═════ RECORDS FOR THIS EXERCISE ═════

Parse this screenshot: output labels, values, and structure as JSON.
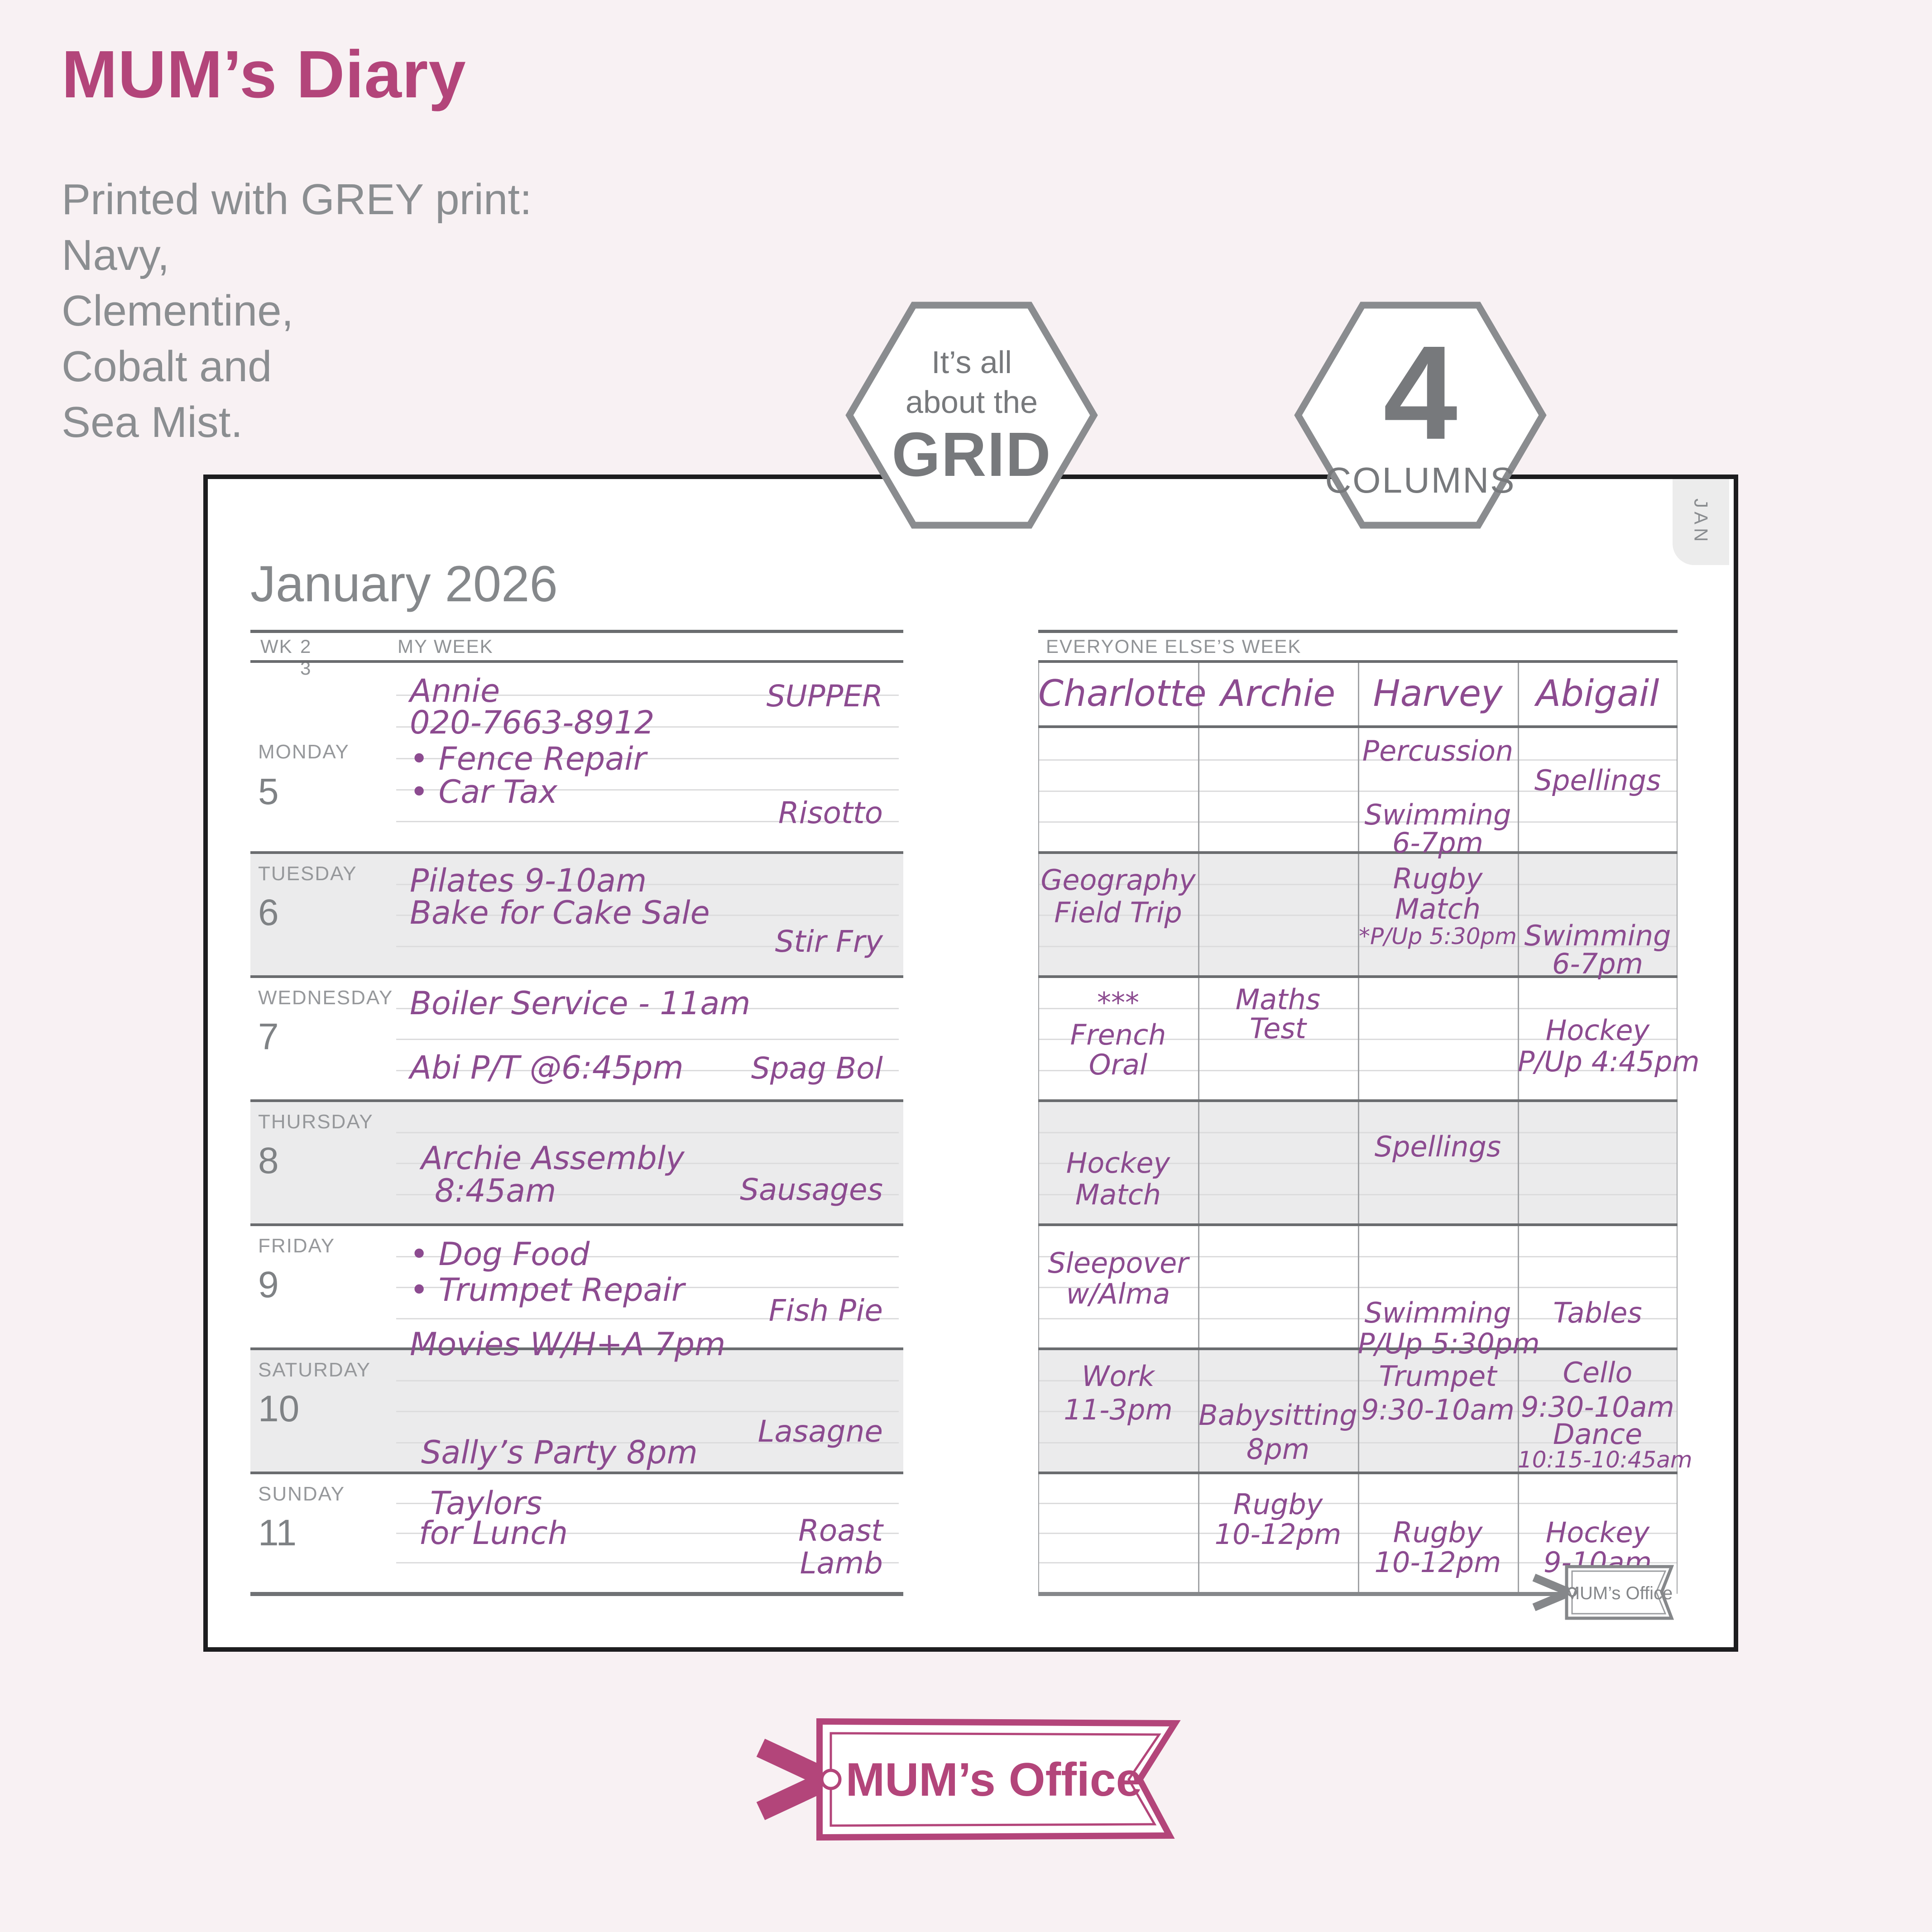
{
  "header": {
    "title": "MUM’s Diary",
    "subtitle_lines": [
      "Printed with GREY print:",
      "Navy,",
      "Clementine,",
      "Cobalt and",
      "Sea Mist."
    ]
  },
  "badges": {
    "grid": {
      "line1": "It’s all",
      "line2": "about the",
      "line3": "GRID"
    },
    "columns": {
      "number": "4",
      "label": "COLUMNS"
    }
  },
  "diary": {
    "month_title": "January 2026",
    "tab_label": "JAN",
    "left_header": {
      "wk_label": "WK",
      "week_current": "2",
      "week_next": "3",
      "title": "MY WEEK"
    },
    "right_header": {
      "title": "EVERYONE ELSE’S WEEK",
      "columns": [
        "Charlotte",
        "Archie",
        "Harvey",
        "Abigail"
      ]
    },
    "corner_tag": "MUM’s Office",
    "days": [
      {
        "label": "MONDAY",
        "number": "5",
        "shaded": false,
        "rows": 6,
        "my_week": [
          {
            "text": "Annie",
            "slot": "main",
            "row": 0.3
          },
          {
            "text": "020-7663-8912",
            "slot": "main",
            "row": 1.3
          },
          {
            "text": "• Fence Repair",
            "slot": "main",
            "row": 2.45
          },
          {
            "text": "• Car Tax",
            "slot": "main",
            "row": 3.5
          },
          {
            "text": "SUPPER",
            "slot": "meal",
            "row": 0.5
          },
          {
            "text": "Risotto",
            "slot": "meal",
            "row": 4.2
          }
        ],
        "family": [
          {
            "col": 2,
            "row": 0.2,
            "text": "Percussion"
          },
          {
            "col": 3,
            "row": 1.15,
            "text": "Spellings"
          },
          {
            "col": 2,
            "row": 2.25,
            "text": "Swimming"
          },
          {
            "col": 2,
            "row": 3.15,
            "text": "6-7pm"
          }
        ]
      },
      {
        "label": "TUESDAY",
        "number": "6",
        "shaded": true,
        "rows": 4,
        "my_week": [
          {
            "text": "Pilates 9-10am",
            "slot": "main",
            "row": 0.3
          },
          {
            "text": "Bake for Cake Sale",
            "slot": "main",
            "row": 1.35
          },
          {
            "text": "Stir Fry",
            "slot": "meal",
            "row": 2.3
          }
        ],
        "family": [
          {
            "col": 0,
            "row": 0.35,
            "text": "Geography"
          },
          {
            "col": 0,
            "row": 1.4,
            "text": "Field Trip"
          },
          {
            "col": 2,
            "row": 0.3,
            "text": "Rugby"
          },
          {
            "col": 2,
            "row": 1.28,
            "text": "Match"
          },
          {
            "col": 2,
            "row": 2.28,
            "text": "*P/Up 5:30pm"
          },
          {
            "col": 3,
            "row": 2.15,
            "text": "Swimming"
          },
          {
            "col": 3,
            "row": 3.05,
            "text": "6-7pm"
          }
        ]
      },
      {
        "label": "WEDNESDAY",
        "number": "7",
        "shaded": false,
        "rows": 4,
        "my_week": [
          {
            "text": "Boiler Service - 11am",
            "slot": "main",
            "row": 0.26
          },
          {
            "text": "Abi P/T @6:45pm",
            "slot": "main",
            "row": 2.33
          },
          {
            "text": "Spag Bol",
            "slot": "meal",
            "row": 2.4
          }
        ],
        "family": [
          {
            "col": 0,
            "row": 0.3,
            "text": "***"
          },
          {
            "col": 0,
            "row": 1.34,
            "text": "French"
          },
          {
            "col": 0,
            "row": 2.3,
            "text": "Oral"
          },
          {
            "col": 1,
            "row": 0.2,
            "text": "Maths"
          },
          {
            "col": 1,
            "row": 1.14,
            "text": "Test"
          },
          {
            "col": 3,
            "row": 1.2,
            "text": "Hockey"
          },
          {
            "col": 3,
            "row": 2.2,
            "text": "P/Up 4:45pm"
          }
        ]
      },
      {
        "label": "THURSDAY",
        "number": "8",
        "shaded": true,
        "rows": 4,
        "my_week": [
          {
            "text": "Archie Assembly",
            "slot": "main",
            "row": 1.25,
            "indent": 25
          },
          {
            "text": "8:45am",
            "slot": "main",
            "row": 2.3,
            "indent": 55
          },
          {
            "text": "Sausages",
            "slot": "meal",
            "row": 2.3
          }
        ],
        "family": [
          {
            "col": 0,
            "row": 1.47,
            "text": "Hockey"
          },
          {
            "col": 0,
            "row": 2.5,
            "text": "Match"
          },
          {
            "col": 2,
            "row": 0.95,
            "text": "Spellings"
          }
        ]
      },
      {
        "label": "FRIDAY",
        "number": "9",
        "shaded": false,
        "rows": 4,
        "my_week": [
          {
            "text": "• Dog Food",
            "slot": "main",
            "row": 0.35
          },
          {
            "text": "• Trumpet Repair",
            "slot": "main",
            "row": 1.5
          },
          {
            "text": "Fish Pie",
            "slot": "meal",
            "row": 2.2
          },
          {
            "text": "Movies W/H+A 7pm",
            "slot": "main",
            "row": 3.25
          }
        ],
        "family": [
          {
            "col": 0,
            "row": 0.7,
            "text": "Sleepover"
          },
          {
            "col": 0,
            "row": 1.7,
            "text": "w/Alma"
          },
          {
            "col": 2,
            "row": 2.3,
            "text": "Swimming"
          },
          {
            "col": 2,
            "row": 3.3,
            "text": "P/Up 5:30pm"
          },
          {
            "col": 3,
            "row": 2.3,
            "text": "Tables"
          }
        ]
      },
      {
        "label": "SATURDAY",
        "number": "10",
        "shaded": true,
        "rows": 4,
        "my_week": [
          {
            "text": "Sally’s Party 8pm",
            "slot": "main",
            "row": 2.75,
            "indent": 25
          },
          {
            "text": "Lasagne",
            "slot": "meal",
            "row": 2.1
          }
        ],
        "family": [
          {
            "col": 0,
            "row": 0.35,
            "text": "Work"
          },
          {
            "col": 0,
            "row": 1.43,
            "text": "11-3pm"
          },
          {
            "col": 1,
            "row": 1.6,
            "text": "Babysitting"
          },
          {
            "col": 1,
            "row": 2.7,
            "text": "8pm"
          },
          {
            "col": 2,
            "row": 0.35,
            "text": "Trumpet"
          },
          {
            "col": 2,
            "row": 1.43,
            "text": "9:30-10am"
          },
          {
            "col": 3,
            "row": 0.23,
            "text": "Cello"
          },
          {
            "col": 3,
            "row": 1.34,
            "text": "9:30-10am"
          },
          {
            "col": 3,
            "row": 2.22,
            "text": "Dance"
          },
          {
            "col": 3,
            "row": 3.15,
            "text": "10:15-10:45am"
          }
        ]
      },
      {
        "label": "SUNDAY",
        "number": "11",
        "shaded": false,
        "rows": 4,
        "my_week": [
          {
            "text": "Taylors",
            "slot": "main",
            "row": 0.4,
            "indent": 45
          },
          {
            "text": "for Lunch",
            "slot": "main",
            "row": 1.4,
            "indent": 20
          },
          {
            "text": "Roast",
            "slot": "meal",
            "row": 1.35
          },
          {
            "text": "Lamb",
            "slot": "meal",
            "row": 2.45
          }
        ],
        "family": [
          {
            "col": 1,
            "row": 0.5,
            "text": "Rugby"
          },
          {
            "col": 1,
            "row": 1.5,
            "text": "10-12pm"
          },
          {
            "col": 2,
            "row": 1.44,
            "text": "Rugby"
          },
          {
            "col": 2,
            "row": 2.45,
            "text": "10-12pm"
          },
          {
            "col": 3,
            "row": 1.44,
            "text": "Hockey"
          },
          {
            "col": 3,
            "row": 2.45,
            "text": "9-10am"
          }
        ]
      }
    ]
  },
  "footer": {
    "logo_text": "MUM’s Office"
  },
  "colors": {
    "accent": "#b3457a",
    "handwriting": "#8c4b90",
    "grey_print": "#8b8e91"
  }
}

═════

• YOUR TASK: Transcribe every record above exactly, leaving out the pictures.

• SOLUTION FOR THIS TASK:
Parse this screenshot: output labels, values, and structure as JSON.
{
  "header": {
    "title": "MUM’s Diary",
    "subtitle_lines": [
      "Printed with GREY print:",
      "Navy,",
      "Clementine,",
      "Cobalt and",
      "Sea Mist."
    ]
  },
  "badges": {
    "grid": {
      "line1": "It’s all",
      "line2": "about the",
      "line3": "GRID"
    },
    "columns": {
      "number": "4",
      "label": "COLUMNS"
    }
  },
  "diary": {
    "month_title": "January 2026",
    "tab_label": "JAN",
    "left_header": {
      "wk_label": "WK",
      "week_current": "2",
      "week_next": "3",
      "title": "MY WEEK"
    },
    "right_header": {
      "title": "EVERYONE ELSE’S WEEK",
      "columns": [
        "Charlotte",
        "Archie",
        "Harvey",
        "Abigail"
      ]
    },
    "corner_tag": "MUM’s Office",
    "days": [
      {
        "label": "MONDAY",
        "number": "5",
        "shaded": false,
        "rows": 6,
        "my_week": [
          {
            "text": "Annie",
            "slot": "main",
            "row": 0.3
          },
          {
            "text": "020-7663-8912",
            "slot": "main",
            "row": 1.3
          },
          {
            "text": "• Fence Repair",
            "slot": "main",
            "row": 2.45
          },
          {
            "text": "• Car Tax",
            "slot": "main",
            "row": 3.5
          },
          {
            "text": "SUPPER",
            "slot": "meal",
            "row": 0.5
          },
          {
            "text": "Risotto",
            "slot": "meal",
            "row": 4.2
          }
        ],
        "family": [
          {
            "col": 2,
            "row": 0.2,
            "text": "Percussion"
          },
          {
            "col": 3,
            "row": 1.15,
            "text": "Spellings"
          },
          {
            "col": 2,
            "row": 2.25,
            "text": "Swimming"
          },
          {
            "col": 2,
            "row": 3.15,
            "text": "6-7pm"
          }
        ]
      },
      {
        "label": "TUESDAY",
        "number": "6",
        "shaded": true,
        "rows": 4,
        "my_week": [
          {
            "text": "Pilates 9-10am",
            "slot": "main",
            "row": 0.3
          },
          {
            "text": "Bake for Cake Sale",
            "slot": "main",
            "row": 1.35
          },
          {
            "text": "Stir Fry",
            "slot": "meal",
            "row": 2.3
          }
        ],
        "family": [
          {
            "col": 0,
            "row": 0.35,
            "text": "Geography"
          },
          {
            "col": 0,
            "row": 1.4,
            "text": "Field Trip"
          },
          {
            "col": 2,
            "row": 0.3,
            "text": "Rugby"
          },
          {
            "col": 2,
            "row": 1.28,
            "text": "Match"
          },
          {
            "col": 2,
            "row": 2.28,
            "text": "*P/Up 5:30pm"
          },
          {
            "col": 3,
            "row": 2.15,
            "text": "Swimming"
          },
          {
            "col": 3,
            "row": 3.05,
            "text": "6-7pm"
          }
        ]
      },
      {
        "label": "WEDNESDAY",
        "number": "7",
        "shaded": false,
        "rows": 4,
        "my_week": [
          {
            "text": "Boiler Service - 11am",
            "slot": "main",
            "row": 0.26
          },
          {
            "text": "Abi P/T @6:45pm",
            "slot": "main",
            "row": 2.33
          },
          {
            "text": "Spag Bol",
            "slot": "meal",
            "row": 2.4
          }
        ],
        "family": [
          {
            "col": 0,
            "row": 0.3,
            "text": "***"
          },
          {
            "col": 0,
            "row": 1.34,
            "text": "French"
          },
          {
            "col": 0,
            "row": 2.3,
            "text": "Oral"
          },
          {
            "col": 1,
            "row": 0.2,
            "text": "Maths"
          },
          {
            "col": 1,
            "row": 1.14,
            "text": "Test"
          },
          {
            "col": 3,
            "row": 1.2,
            "text": "Hockey"
          },
          {
            "col": 3,
            "row": 2.2,
            "text": "P/Up 4:45pm"
          }
        ]
      },
      {
        "label": "THURSDAY",
        "number": "8",
        "shaded": true,
        "rows": 4,
        "my_week": [
          {
            "text": "Archie Assembly",
            "slot": "main",
            "row": 1.25,
            "indent": 25
          },
          {
            "text": "8:45am",
            "slot": "main",
            "row": 2.3,
            "indent": 55
          },
          {
            "text": "Sausages",
            "slot": "meal",
            "row": 2.3
          }
        ],
        "family": [
          {
            "col": 0,
            "row": 1.47,
            "text": "Hockey"
          },
          {
            "col": 0,
            "row": 2.5,
            "text": "Match"
          },
          {
            "col": 2,
            "row": 0.95,
            "text": "Spellings"
          }
        ]
      },
      {
        "label": "FRIDAY",
        "number": "9",
        "shaded": false,
        "rows": 4,
        "my_week": [
          {
            "text": "• Dog Food",
            "slot": "main",
            "row": 0.35
          },
          {
            "text": "• Trumpet Repair",
            "slot": "main",
            "row": 1.5
          },
          {
            "text": "Fish Pie",
            "slot": "meal",
            "row": 2.2
          },
          {
            "text": "Movies W/H+A 7pm",
            "slot": "main",
            "row": 3.25
          }
        ],
        "family": [
          {
            "col": 0,
            "row": 0.7,
            "text": "Sleepover"
          },
          {
            "col": 0,
            "row": 1.7,
            "text": "w/Alma"
          },
          {
            "col": 2,
            "row": 2.3,
            "text": "Swimming"
          },
          {
            "col": 2,
            "row": 3.3,
            "text": "P/Up 5:30pm"
          },
          {
            "col": 3,
            "row": 2.3,
            "text": "Tables"
          }
        ]
      },
      {
        "label": "SATURDAY",
        "number": "10",
        "shaded": true,
        "rows": 4,
        "my_week": [
          {
            "text": "Sally’s Party 8pm",
            "slot": "main",
            "row": 2.75,
            "indent": 25
          },
          {
            "text": "Lasagne",
            "slot": "meal",
            "row": 2.1
          }
        ],
        "family": [
          {
            "col": 0,
            "row": 0.35,
            "text": "Work"
          },
          {
            "col": 0,
            "row": 1.43,
            "text": "11-3pm"
          },
          {
            "col": 1,
            "row": 1.6,
            "text": "Babysitting"
          },
          {
            "col": 1,
            "row": 2.7,
            "text": "8pm"
          },
          {
            "col": 2,
            "row": 0.35,
            "text": "Trumpet"
          },
          {
            "col": 2,
            "row": 1.43,
            "text": "9:30-10am"
          },
          {
            "col": 3,
            "row": 0.23,
            "text": "Cello"
          },
          {
            "col": 3,
            "row": 1.34,
            "text": "9:30-10am"
          },
          {
            "col": 3,
            "row": 2.22,
            "text": "Dance"
          },
          {
            "col": 3,
            "row": 3.15,
            "text": "10:15-10:45am"
          }
        ]
      },
      {
        "label": "SUNDAY",
        "number": "11",
        "shaded": false,
        "rows": 4,
        "my_week": [
          {
            "text": "Taylors",
            "slot": "main",
            "row": 0.4,
            "indent": 45
          },
          {
            "text": "for Lunch",
            "slot": "main",
            "row": 1.4,
            "indent": 20
          },
          {
            "text": "Roast",
            "slot": "meal",
            "row": 1.35
          },
          {
            "text": "Lamb",
            "slot": "meal",
            "row": 2.45
          }
        ],
        "family": [
          {
            "col": 1,
            "row": 0.5,
            "text": "Rugby"
          },
          {
            "col": 1,
            "row": 1.5,
            "text": "10-12pm"
          },
          {
            "col": 2,
            "row": 1.44,
            "text": "Rugby"
          },
          {
            "col": 2,
            "row": 2.45,
            "text": "10-12pm"
          },
          {
            "col": 3,
            "row": 1.44,
            "text": "Hockey"
          },
          {
            "col": 3,
            "row": 2.45,
            "text": "9-10am"
          }
        ]
      }
    ]
  },
  "footer": {
    "logo_text": "MUM’s Office"
  },
  "colors": {
    "accent": "#b3457a",
    "handwriting": "#8c4b90",
    "grey_print": "#8b8e91"
  }
}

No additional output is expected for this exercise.